BEGIN Supplied data

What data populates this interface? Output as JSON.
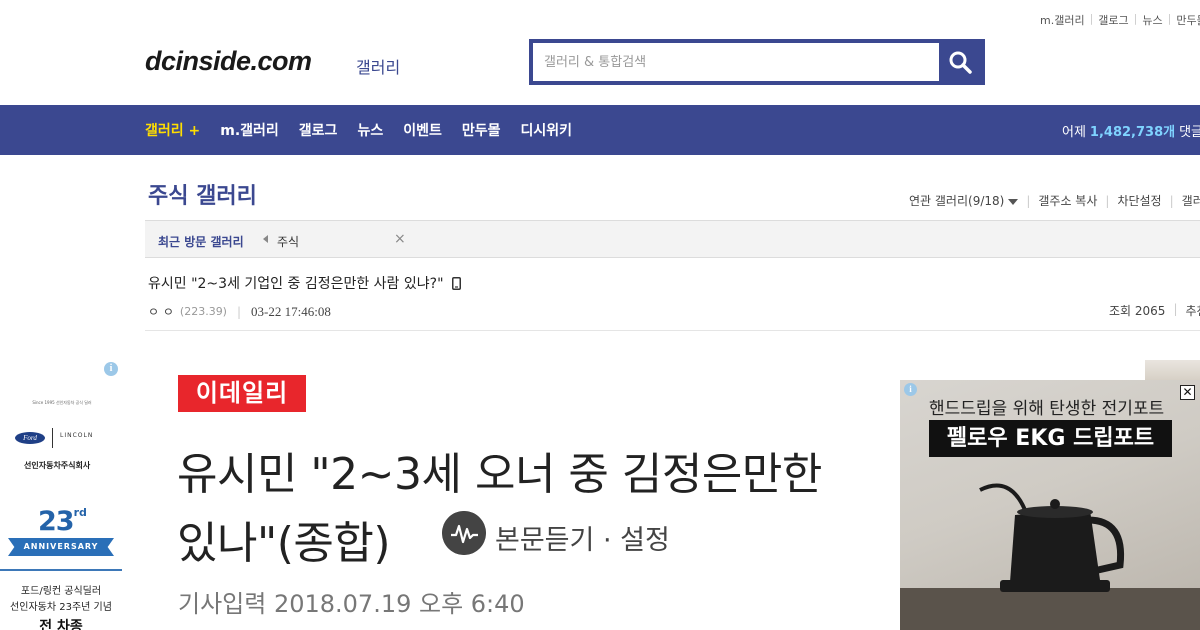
{
  "top_links": [
    "m.갤러리",
    "갤로그",
    "뉴스",
    "만두몰"
  ],
  "header": {
    "logo": "dcinside.com",
    "logo_sub": "갤러리",
    "search_placeholder": "갤러리 & 통합검색"
  },
  "nav": {
    "items": [
      "갤러리 +",
      "m.갤러리",
      "갤로그",
      "뉴스",
      "이벤트",
      "만두몰",
      "디시위키"
    ],
    "stats_label": "어제",
    "stats_count": "1,482,738개",
    "stats_suffix": "댓글"
  },
  "gallery": {
    "title": "주식 갤러리",
    "related": "연관 갤러리(9/18)",
    "tools": [
      "갤주소 복사",
      "차단설정",
      "갤러리"
    ]
  },
  "recent": {
    "label": "최근 방문 갤러리",
    "item": "주식"
  },
  "post": {
    "title": "유시민 \"2~3세 기업인 중 김정은만한 사람 있냐?\"",
    "author": "ㅇ ㅇ",
    "ip": "(223.39)",
    "date": "03-22 17:46:08",
    "views": "조회 2065",
    "recommend": "추천"
  },
  "article": {
    "brand": "이데일리",
    "headline_line1": "유시민 \"2~3세 오너 중 김정은만한",
    "headline_line2": "있나\"(종합)",
    "tts_label": "본문듣기 · 설정",
    "date_line": "기사입력  2018.07.19 오후 6:40"
  },
  "left_ad": {
    "info": "i",
    "tiny_text": "Since 1995 선인자동차 공식 딜러",
    "ford": "Ford",
    "lincoln": "LINCOLN",
    "dealer": "선인자동차주식회사",
    "anniv_number": "23",
    "anniv_suffix": "rd",
    "anniv_ribbon": "ANNIVERSARY",
    "line1": "포드/링컨 공식딜러",
    "line2": "선인자동차 23주년 기념",
    "line3": "전 차종"
  },
  "right_ad": {
    "info": "i",
    "close": "✕",
    "copy": "핸드드립을 위해 탄생한 전기포트",
    "product": "펠로우 EKG 드립포트"
  },
  "colors": {
    "brand_blue": "#3b4890",
    "nav_active": "#ffde00",
    "stats_highlight": "#7fd3ff",
    "news_red": "#e8262c"
  }
}
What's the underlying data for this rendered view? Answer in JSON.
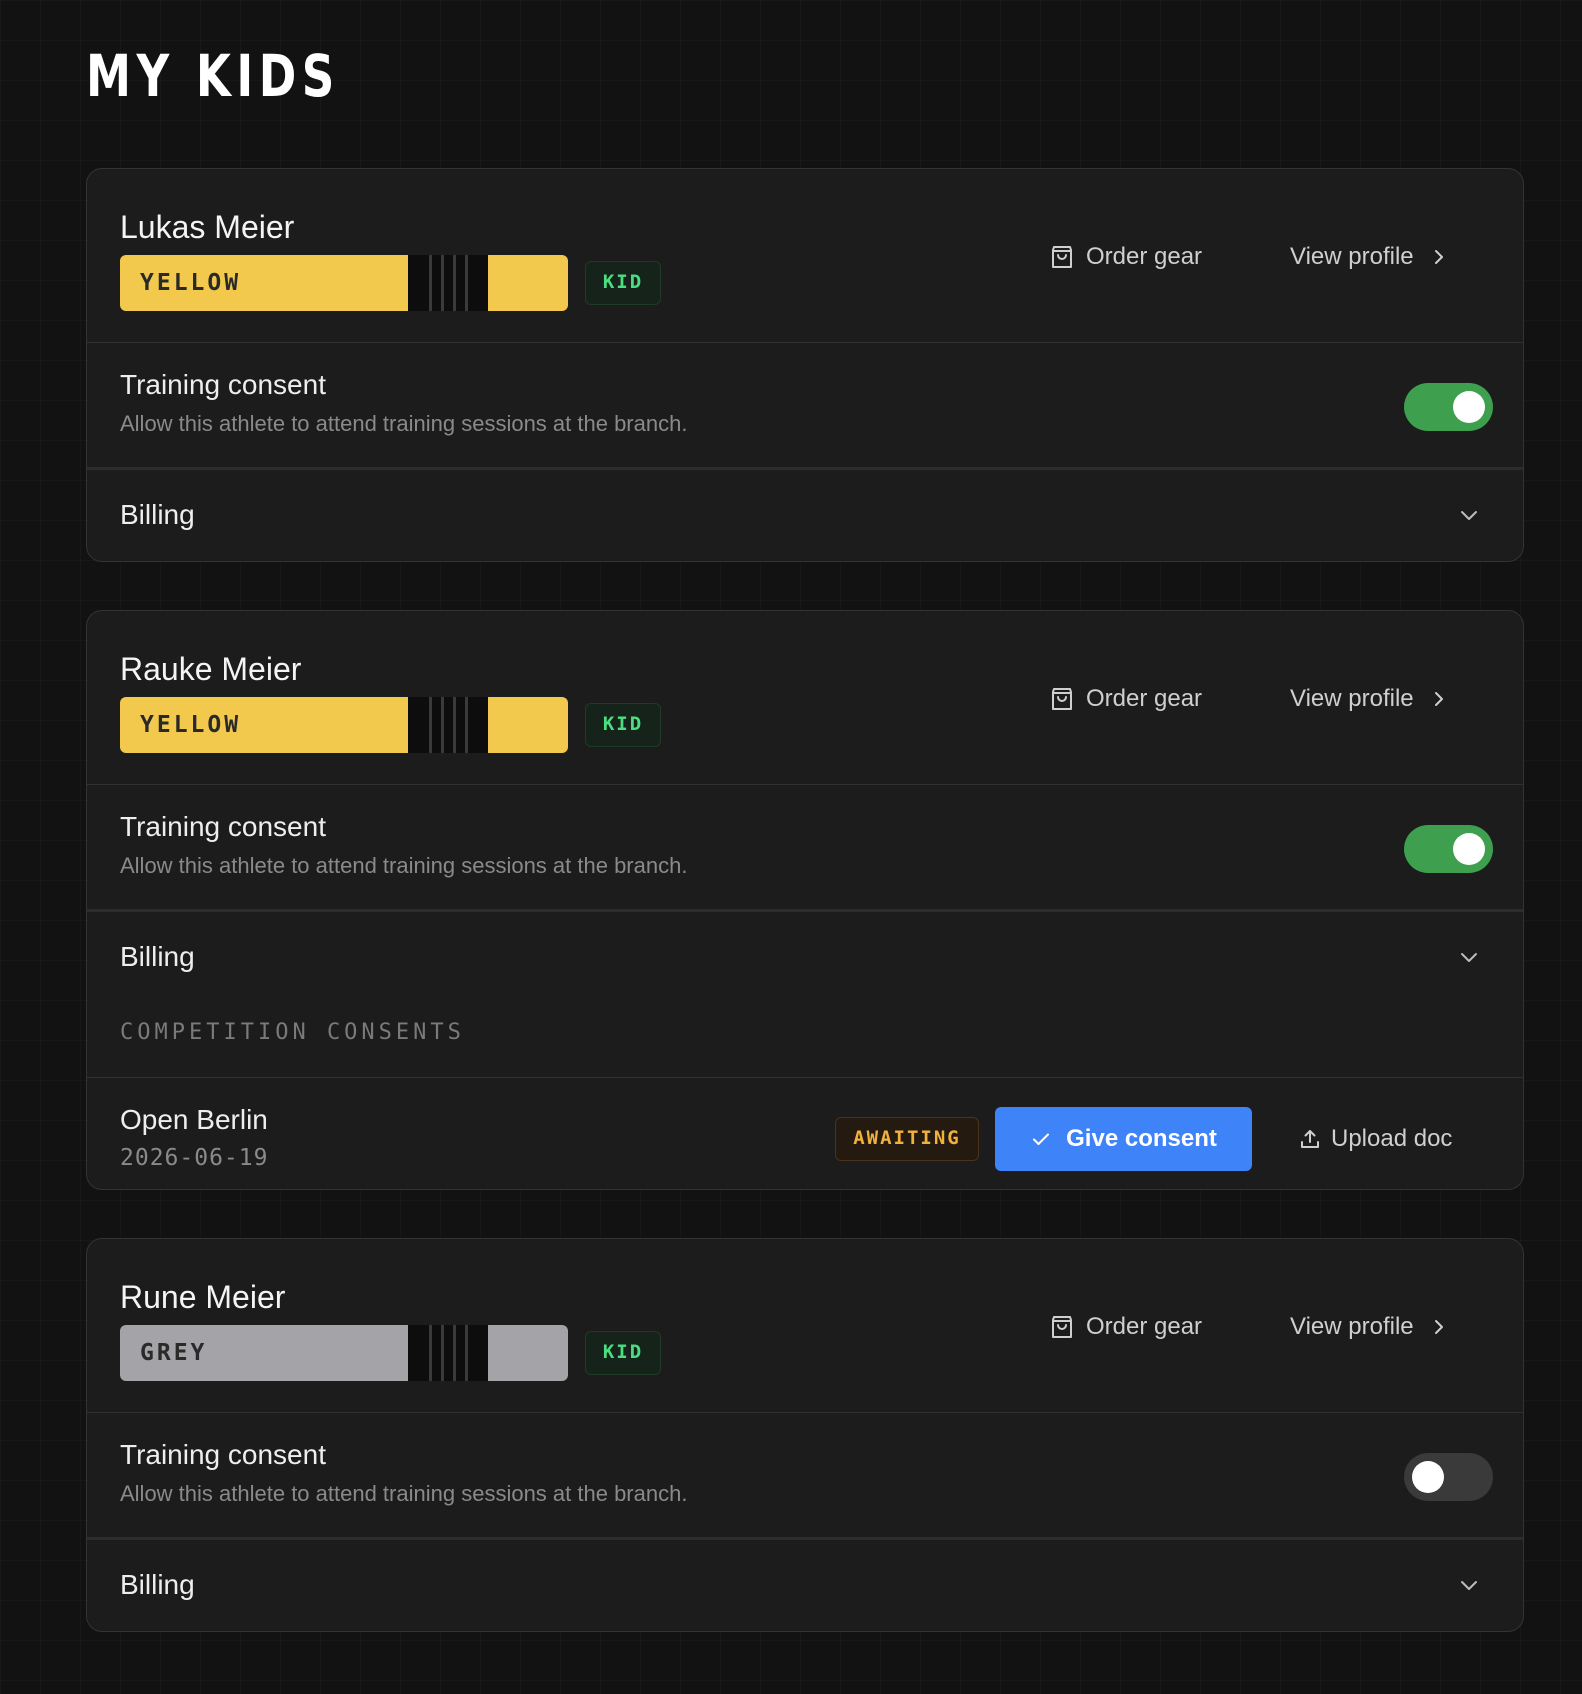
{
  "page": {
    "title": "MY KIDS"
  },
  "kids": [
    {
      "name": "Lukas Meier",
      "belt": {
        "label": "YELLOW",
        "color": "#f2c94c"
      },
      "badge": "KID",
      "order_gear": "Order gear",
      "view_profile": "View profile",
      "training_consent": {
        "title": "Training consent",
        "description": "Allow this athlete to attend training sessions at the branch.",
        "enabled": true
      },
      "billing_label": "Billing"
    },
    {
      "name": "Rauke Meier",
      "belt": {
        "label": "YELLOW",
        "color": "#f2c94c"
      },
      "badge": "KID",
      "order_gear": "Order gear",
      "view_profile": "View profile",
      "training_consent": {
        "title": "Training consent",
        "description": "Allow this athlete to attend training sessions at the branch.",
        "enabled": true
      },
      "billing_label": "Billing",
      "competition_consents": {
        "section_label": "COMPETITION CONSENTS",
        "items": [
          {
            "name": "Open Berlin",
            "date": "2026-06-19",
            "status": "AWAITING",
            "give_consent_label": "Give consent",
            "upload_doc_label": "Upload doc"
          }
        ]
      }
    },
    {
      "name": "Rune Meier",
      "belt": {
        "label": "GREY",
        "color": "#a3a3a8"
      },
      "badge": "KID",
      "order_gear": "Order gear",
      "view_profile": "View profile",
      "training_consent": {
        "title": "Training consent",
        "description": "Allow this athlete to attend training sessions at the branch.",
        "enabled": false
      },
      "billing_label": "Billing"
    }
  ],
  "colors": {
    "background": "#121212",
    "card": "#1c1c1c",
    "toggle_on": "#3ea04f",
    "toggle_off": "#3a3a3a",
    "kid_badge_text": "#4ade80",
    "awaiting_text": "#f0b23c",
    "primary_button": "#3f83f8"
  },
  "icons": {
    "order_gear": "shopping-bag-icon",
    "view_profile": "chevron-right-icon",
    "billing": "chevron-down-icon",
    "give_consent": "check-icon",
    "upload_doc": "upload-icon"
  }
}
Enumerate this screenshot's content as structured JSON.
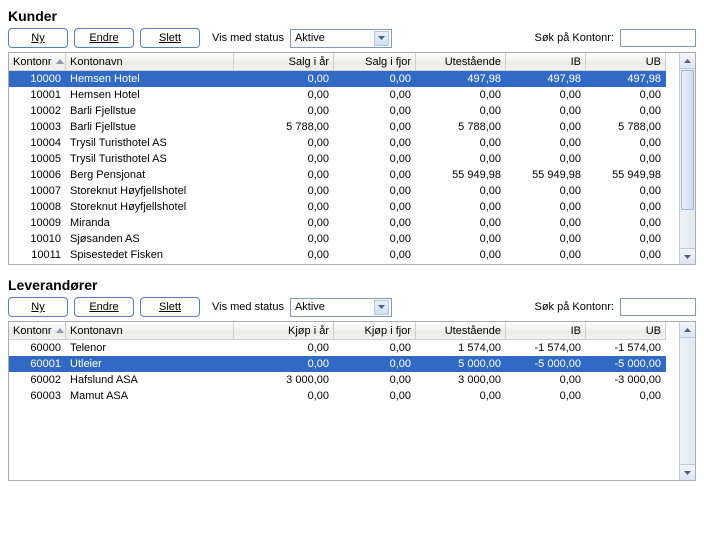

END Supplied data

Copy each line above precisely, dropping the pictures.

◆ **Answer to this problem**:
What data populates this interface? Output as JSON.
{
  "top_links": [
    "m.갤러리",
    "갤로그",
    "뉴스",
    "만두몰"
  ],
  "header": {
    "logo": "dcinside.com",
    "logo_sub": "갤러리",
    "search_placeholder": "갤러리 & 통합검색"
  },
  "nav": {
    "items": [
      "갤러리 +",
      "m.갤러리",
      "갤로그",
      "뉴스",
      "이벤트",
      "만두몰",
      "디시위키"
    ],
    "stats_label": "어제",
    "stats_count": "1,482,738개",
    "stats_suffix": "댓글"
  },
  "gallery": {
    "title": "주식 갤러리",
    "related": "연관 갤러리(9/18)",
    "tools": [
      "갤주소 복사",
      "차단설정",
      "갤러리"
    ]
  },
  "recent": {
    "label": "최근 방문 갤러리",
    "item": "주식"
  },
  "post": {
    "title": "유시민 \"2~3세 기업인 중 김정은만한 사람 있냐?\"",
    "author": "ㅇ ㅇ",
    "ip": "(223.39)",
    "date": "03-22 17:46:08",
    "views": "조회 2065",
    "recommend": "추천"
  },
  "article": {
    "brand": "이데일리",
    "headline_line1": "유시민 \"2~3세 오너 중 김정은만한",
    "headline_line2": "있나\"(종합)",
    "tts_label": "본문듣기 · 설정",
    "date_line": "기사입력  2018.07.19 오후 6:40"
  },
  "left_ad": {
    "info": "i",
    "tiny_text": "Since 1995 선인자동차 공식 딜러",
    "ford": "Ford",
    "lincoln": "LINCOLN",
    "dealer": "선인자동차주식회사",
    "anniv_number": "23",
    "anniv_suffix": "rd",
    "anniv_ribbon": "ANNIVERSARY",
    "line1": "포드/링컨 공식딜러",
    "line2": "선인자동차 23주년 기념",
    "line3": "전 차종"
  },
  "right_ad": {
    "info": "i",
    "close": "✕",
    "copy": "핸드드립을 위해 탄생한 전기포트",
    "product": "펠로우 EKG 드립포트"
  },
  "colors": {
    "brand_blue": "#3b4890",
    "nav_active": "#ffde00",
    "stats_highlight": "#7fd3ff",
    "news_red": "#e8262c"
  }
}
What's the underlying data for this rendered view? Answer in JSON.
{
  "page": {
    "title": "MY KIDS"
  },
  "kids": [
    {
      "name": "Lukas Meier",
      "belt": {
        "label": "YELLOW",
        "color": "#f2c94c"
      },
      "badge": "KID",
      "order_gear": "Order gear",
      "view_profile": "View profile",
      "training_consent": {
        "title": "Training consent",
        "description": "Allow this athlete to attend training sessions at the branch.",
        "enabled": true
      },
      "billing_label": "Billing"
    },
    {
      "name": "Rauke Meier",
      "belt": {
        "label": "YELLOW",
        "color": "#f2c94c"
      },
      "badge": "KID",
      "order_gear": "Order gear",
      "view_profile": "View profile",
      "training_consent": {
        "title": "Training consent",
        "description": "Allow this athlete to attend training sessions at the branch.",
        "enabled": true
      },
      "billing_label": "Billing",
      "competition_consents": {
        "section_label": "COMPETITION CONSENTS",
        "items": [
          {
            "name": "Open Berlin",
            "date": "2026-06-19",
            "status": "AWAITING",
            "give_consent_label": "Give consent",
            "upload_doc_label": "Upload doc"
          }
        ]
      }
    },
    {
      "name": "Rune Meier",
      "belt": {
        "label": "GREY",
        "color": "#a3a3a8"
      },
      "badge": "KID",
      "order_gear": "Order gear",
      "view_profile": "View profile",
      "training_consent": {
        "title": "Training consent",
        "description": "Allow this athlete to attend training sessions at the branch.",
        "enabled": false
      },
      "billing_label": "Billing"
    }
  ],
  "colors": {
    "background": "#121212",
    "card": "#1c1c1c",
    "toggle_on": "#3ea04f",
    "toggle_off": "#3a3a3a",
    "kid_badge_text": "#4ade80",
    "awaiting_text": "#f0b23c",
    "primary_button": "#3f83f8"
  },
  "icons": {
    "order_gear": "shopping-bag-icon",
    "view_profile": "chevron-right-icon",
    "billing": "chevron-down-icon",
    "give_consent": "check-icon",
    "upload_doc": "upload-icon"
  }
}
Enumerate this screenshot's content as structured JSON.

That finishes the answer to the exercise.